What is required >> Wherever a line in the data below holds "text", copy that line.

[Figure content listings]
----
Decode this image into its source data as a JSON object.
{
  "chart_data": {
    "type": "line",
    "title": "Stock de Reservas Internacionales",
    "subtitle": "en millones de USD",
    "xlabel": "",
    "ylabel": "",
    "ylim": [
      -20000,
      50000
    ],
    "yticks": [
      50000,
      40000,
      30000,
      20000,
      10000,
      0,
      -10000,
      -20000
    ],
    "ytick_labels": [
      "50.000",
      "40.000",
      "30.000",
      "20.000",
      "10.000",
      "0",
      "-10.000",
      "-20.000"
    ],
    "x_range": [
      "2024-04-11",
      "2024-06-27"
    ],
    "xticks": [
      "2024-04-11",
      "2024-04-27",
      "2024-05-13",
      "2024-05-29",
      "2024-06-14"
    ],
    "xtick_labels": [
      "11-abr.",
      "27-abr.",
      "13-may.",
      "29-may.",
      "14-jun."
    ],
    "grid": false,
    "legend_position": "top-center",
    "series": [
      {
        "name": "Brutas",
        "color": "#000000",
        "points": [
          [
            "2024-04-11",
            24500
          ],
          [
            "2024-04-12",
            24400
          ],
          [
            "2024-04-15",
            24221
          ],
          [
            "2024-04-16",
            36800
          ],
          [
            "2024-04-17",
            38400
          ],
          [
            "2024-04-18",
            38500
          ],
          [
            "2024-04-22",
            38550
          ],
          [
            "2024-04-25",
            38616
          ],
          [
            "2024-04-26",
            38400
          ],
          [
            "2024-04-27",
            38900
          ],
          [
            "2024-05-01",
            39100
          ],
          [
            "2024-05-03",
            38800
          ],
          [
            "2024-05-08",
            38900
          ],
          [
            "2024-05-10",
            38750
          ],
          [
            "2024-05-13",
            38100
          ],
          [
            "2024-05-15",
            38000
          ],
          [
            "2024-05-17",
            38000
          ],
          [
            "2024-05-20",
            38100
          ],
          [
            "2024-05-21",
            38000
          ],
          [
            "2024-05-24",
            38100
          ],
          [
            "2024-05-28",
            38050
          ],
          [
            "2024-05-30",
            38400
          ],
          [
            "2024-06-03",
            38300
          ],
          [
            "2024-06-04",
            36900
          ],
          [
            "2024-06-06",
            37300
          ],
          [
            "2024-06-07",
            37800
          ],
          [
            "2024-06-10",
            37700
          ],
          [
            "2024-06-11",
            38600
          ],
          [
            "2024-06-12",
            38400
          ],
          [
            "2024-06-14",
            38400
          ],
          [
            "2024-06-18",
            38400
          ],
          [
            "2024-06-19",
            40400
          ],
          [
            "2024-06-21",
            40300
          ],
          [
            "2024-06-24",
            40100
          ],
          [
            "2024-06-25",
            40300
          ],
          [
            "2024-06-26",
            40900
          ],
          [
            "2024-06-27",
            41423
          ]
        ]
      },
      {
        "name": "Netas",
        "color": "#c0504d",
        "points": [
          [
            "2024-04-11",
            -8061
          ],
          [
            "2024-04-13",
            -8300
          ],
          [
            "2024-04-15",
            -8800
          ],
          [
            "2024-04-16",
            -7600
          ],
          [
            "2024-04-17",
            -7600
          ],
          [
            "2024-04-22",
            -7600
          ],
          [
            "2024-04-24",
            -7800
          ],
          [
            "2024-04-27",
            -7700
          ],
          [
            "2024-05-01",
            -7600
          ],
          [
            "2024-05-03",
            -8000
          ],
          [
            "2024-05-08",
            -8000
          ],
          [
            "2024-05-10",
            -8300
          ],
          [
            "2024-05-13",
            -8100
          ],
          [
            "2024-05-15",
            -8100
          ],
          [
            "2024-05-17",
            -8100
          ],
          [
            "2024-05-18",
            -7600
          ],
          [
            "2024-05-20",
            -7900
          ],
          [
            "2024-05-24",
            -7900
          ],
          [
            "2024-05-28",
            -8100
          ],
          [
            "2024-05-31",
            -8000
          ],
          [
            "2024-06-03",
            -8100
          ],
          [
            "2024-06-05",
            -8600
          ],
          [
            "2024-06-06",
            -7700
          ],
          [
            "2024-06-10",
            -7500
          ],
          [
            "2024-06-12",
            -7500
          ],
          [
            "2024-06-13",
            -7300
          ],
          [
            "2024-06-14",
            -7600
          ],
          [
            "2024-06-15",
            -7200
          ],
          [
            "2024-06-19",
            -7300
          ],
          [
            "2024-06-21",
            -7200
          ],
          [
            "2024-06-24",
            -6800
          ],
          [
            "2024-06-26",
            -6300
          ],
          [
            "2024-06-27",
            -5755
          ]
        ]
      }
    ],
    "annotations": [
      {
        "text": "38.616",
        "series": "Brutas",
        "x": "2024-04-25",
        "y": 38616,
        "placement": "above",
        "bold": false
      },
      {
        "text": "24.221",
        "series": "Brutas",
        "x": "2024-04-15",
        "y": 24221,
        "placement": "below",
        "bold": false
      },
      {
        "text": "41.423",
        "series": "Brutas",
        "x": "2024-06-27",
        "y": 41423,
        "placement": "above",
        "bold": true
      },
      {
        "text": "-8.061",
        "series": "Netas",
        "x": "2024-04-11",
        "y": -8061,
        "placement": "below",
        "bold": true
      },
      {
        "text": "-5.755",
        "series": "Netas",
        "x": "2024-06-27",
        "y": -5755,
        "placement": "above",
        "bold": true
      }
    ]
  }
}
----
Task solution >>
        "text": "38.616",
        "text": "24.221",
        "text": "41.423",
        "text": "-8.061",
        "text": "-5.755",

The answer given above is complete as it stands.